Entnimm den folgenden Einträgen sämtliche Zeilen und gib sie Zeichen für Zeichen unverändert wieder.

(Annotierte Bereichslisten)
::::
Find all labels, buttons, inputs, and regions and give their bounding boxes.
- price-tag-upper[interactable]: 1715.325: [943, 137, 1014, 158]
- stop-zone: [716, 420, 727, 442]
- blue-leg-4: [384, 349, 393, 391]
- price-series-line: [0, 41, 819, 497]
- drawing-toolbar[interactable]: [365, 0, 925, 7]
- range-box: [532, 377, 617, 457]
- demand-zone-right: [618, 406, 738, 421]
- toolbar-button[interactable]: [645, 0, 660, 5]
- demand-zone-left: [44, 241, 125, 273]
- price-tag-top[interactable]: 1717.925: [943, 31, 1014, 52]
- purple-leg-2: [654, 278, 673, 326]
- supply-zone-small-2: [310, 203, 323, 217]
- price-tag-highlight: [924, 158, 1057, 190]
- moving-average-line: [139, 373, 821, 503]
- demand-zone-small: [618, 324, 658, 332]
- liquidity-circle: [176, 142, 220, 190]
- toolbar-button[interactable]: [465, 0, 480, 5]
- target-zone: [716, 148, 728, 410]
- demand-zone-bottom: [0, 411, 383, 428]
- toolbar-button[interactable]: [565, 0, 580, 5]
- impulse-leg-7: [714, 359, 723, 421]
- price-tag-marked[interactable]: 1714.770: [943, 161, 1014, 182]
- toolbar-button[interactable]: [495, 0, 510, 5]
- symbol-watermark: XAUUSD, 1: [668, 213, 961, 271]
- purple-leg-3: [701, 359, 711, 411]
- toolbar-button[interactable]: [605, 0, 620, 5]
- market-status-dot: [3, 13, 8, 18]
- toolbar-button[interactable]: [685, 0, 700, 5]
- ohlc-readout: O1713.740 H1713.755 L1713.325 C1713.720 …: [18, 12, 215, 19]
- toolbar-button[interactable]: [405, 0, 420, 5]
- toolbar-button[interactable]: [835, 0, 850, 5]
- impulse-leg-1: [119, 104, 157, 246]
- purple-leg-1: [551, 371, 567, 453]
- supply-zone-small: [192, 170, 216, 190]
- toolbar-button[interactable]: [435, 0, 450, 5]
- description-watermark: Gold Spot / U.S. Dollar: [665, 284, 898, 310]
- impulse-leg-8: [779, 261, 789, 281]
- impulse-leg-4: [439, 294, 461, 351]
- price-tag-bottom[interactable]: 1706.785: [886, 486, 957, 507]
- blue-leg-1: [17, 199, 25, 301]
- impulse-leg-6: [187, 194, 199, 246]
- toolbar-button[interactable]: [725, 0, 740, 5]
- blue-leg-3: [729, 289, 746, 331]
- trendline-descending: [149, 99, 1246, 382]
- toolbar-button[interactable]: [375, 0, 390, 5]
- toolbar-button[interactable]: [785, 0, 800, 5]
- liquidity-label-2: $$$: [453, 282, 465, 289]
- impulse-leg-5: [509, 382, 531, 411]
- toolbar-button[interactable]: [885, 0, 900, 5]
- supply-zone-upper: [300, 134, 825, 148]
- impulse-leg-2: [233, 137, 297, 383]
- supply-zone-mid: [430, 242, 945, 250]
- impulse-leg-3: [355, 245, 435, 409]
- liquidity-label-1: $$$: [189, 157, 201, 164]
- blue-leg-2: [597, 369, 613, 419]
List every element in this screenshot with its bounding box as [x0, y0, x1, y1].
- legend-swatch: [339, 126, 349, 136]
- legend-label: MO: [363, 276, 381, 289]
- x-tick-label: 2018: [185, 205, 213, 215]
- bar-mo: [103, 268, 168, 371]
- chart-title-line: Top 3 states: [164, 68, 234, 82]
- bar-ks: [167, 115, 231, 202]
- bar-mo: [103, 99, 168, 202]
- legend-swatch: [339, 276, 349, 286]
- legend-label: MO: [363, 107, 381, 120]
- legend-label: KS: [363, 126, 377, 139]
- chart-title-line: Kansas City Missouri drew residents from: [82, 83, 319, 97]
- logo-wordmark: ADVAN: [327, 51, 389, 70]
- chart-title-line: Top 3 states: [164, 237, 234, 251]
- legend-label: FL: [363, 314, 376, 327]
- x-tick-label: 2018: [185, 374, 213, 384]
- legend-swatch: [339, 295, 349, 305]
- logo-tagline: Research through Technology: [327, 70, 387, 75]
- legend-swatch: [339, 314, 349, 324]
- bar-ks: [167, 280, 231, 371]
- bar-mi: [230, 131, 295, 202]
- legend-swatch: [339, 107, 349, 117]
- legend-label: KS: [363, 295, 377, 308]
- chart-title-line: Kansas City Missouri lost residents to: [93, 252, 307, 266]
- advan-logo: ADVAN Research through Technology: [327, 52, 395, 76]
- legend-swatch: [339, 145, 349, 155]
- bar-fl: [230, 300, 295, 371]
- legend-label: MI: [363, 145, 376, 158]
::::
== VOLLSTÄNDIGE AUSGABE ==
Find all labels, buttons, inputs, and regions and give their bounding boxes.
- price-tag-upper[interactable]: 1715.325: [943, 137, 1014, 158]
- stop-zone: [716, 420, 727, 442]
- blue-leg-4: [384, 349, 393, 391]
- price-series-line: [0, 41, 819, 497]
- drawing-toolbar[interactable]: [365, 0, 925, 7]
- range-box: [532, 377, 617, 457]
- demand-zone-right: [618, 406, 738, 421]
- toolbar-button[interactable]: [645, 0, 660, 5]
- demand-zone-left: [44, 241, 125, 273]
- price-tag-top[interactable]: 1717.925: [943, 31, 1014, 52]
- purple-leg-2: [654, 278, 673, 326]
- supply-zone-small-2: [310, 203, 323, 217]
- price-tag-highlight: [924, 158, 1057, 190]
- moving-average-line: [139, 373, 821, 503]
- demand-zone-small: [618, 324, 658, 332]
- liquidity-circle: [176, 142, 220, 190]
- toolbar-button[interactable]: [465, 0, 480, 5]
- target-zone: [716, 148, 728, 410]
- demand-zone-bottom: [0, 411, 383, 428]
- toolbar-button[interactable]: [565, 0, 580, 5]
- impulse-leg-7: [714, 359, 723, 421]
- price-tag-marked[interactable]: 1714.770: [943, 161, 1014, 182]
- toolbar-button[interactable]: [495, 0, 510, 5]
- symbol-watermark: XAUUSD, 1: [668, 213, 961, 271]
- purple-leg-3: [701, 359, 711, 411]
- toolbar-button[interactable]: [605, 0, 620, 5]
- market-status-dot: [3, 13, 8, 18]
- toolbar-button[interactable]: [685, 0, 700, 5]
- ohlc-readout: O1713.740 H1713.755 L1713.325 C1713.720 …: [18, 12, 215, 19]
- toolbar-button[interactable]: [405, 0, 420, 5]
- toolbar-button[interactable]: [835, 0, 850, 5]
- impulse-leg-1: [119, 104, 157, 246]
- purple-leg-1: [551, 371, 567, 453]
- supply-zone-small: [192, 170, 216, 190]
- toolbar-button[interactable]: [435, 0, 450, 5]
- description-watermark: Gold Spot / U.S. Dollar: [665, 284, 898, 310]
- impulse-leg-8: [779, 261, 789, 281]
- impulse-leg-4: [439, 294, 461, 351]
- price-tag-bottom[interactable]: 1706.785: [886, 486, 957, 507]
- blue-leg-1: [17, 199, 25, 301]
- impulse-leg-6: [187, 194, 199, 246]
- toolbar-button[interactable]: [725, 0, 740, 5]
- blue-leg-3: [729, 289, 746, 331]
- trendline-descending: [149, 99, 1246, 382]
- toolbar-button[interactable]: [375, 0, 390, 5]
- toolbar-button[interactable]: [785, 0, 800, 5]
- liquidity-label-2: $$$: [453, 282, 465, 289]
- impulse-leg-5: [509, 382, 531, 411]
- toolbar-button[interactable]: [885, 0, 900, 5]
- supply-zone-upper: [300, 134, 825, 148]
- impulse-leg-2: [233, 137, 297, 383]
- supply-zone-mid: [430, 242, 945, 250]
- impulse-leg-3: [355, 245, 435, 409]
- liquidity-label-1: $$$: [189, 157, 201, 164]
- blue-leg-2: [597, 369, 613, 419]
List every element in this screenshot with its bounding box as [x0, y0, x1, y1].
- legend-swatch: [339, 126, 349, 136]
- legend-label: MO: [363, 276, 381, 289]
- x-tick-label: 2018: [185, 205, 213, 215]
- bar-mo: [103, 268, 168, 371]
- chart-title-line: Top 3 states: [164, 68, 234, 82]
- bar-ks: [167, 115, 231, 202]
- bar-mo: [103, 99, 168, 202]
- legend-swatch: [339, 276, 349, 286]
- legend-label: MO: [363, 107, 381, 120]
- legend-label: KS: [363, 126, 377, 139]
- chart-title-line: Kansas City Missouri drew residents from: [82, 83, 319, 97]
- logo-wordmark: ADVAN: [327, 51, 389, 70]
- chart-title-line: Top 3 states: [164, 237, 234, 251]
- legend-label: FL: [363, 314, 376, 327]
- x-tick-label: 2018: [185, 374, 213, 384]
- legend-swatch: [339, 295, 349, 305]
- logo-tagline: Research through Technology: [327, 70, 387, 75]
- legend-swatch: [339, 314, 349, 324]
- bar-ks: [167, 280, 231, 371]
- bar-mi: [230, 131, 295, 202]
- legend-swatch: [339, 107, 349, 117]
- legend-label: KS: [363, 295, 377, 308]
- chart-title-line: Kansas City Missouri lost residents to: [93, 252, 307, 266]
- advan-logo: ADVAN Research through Technology: [327, 52, 395, 76]
- legend-swatch: [339, 145, 349, 155]
- bar-fl: [230, 300, 295, 371]
- legend-label: MI: [363, 145, 376, 158]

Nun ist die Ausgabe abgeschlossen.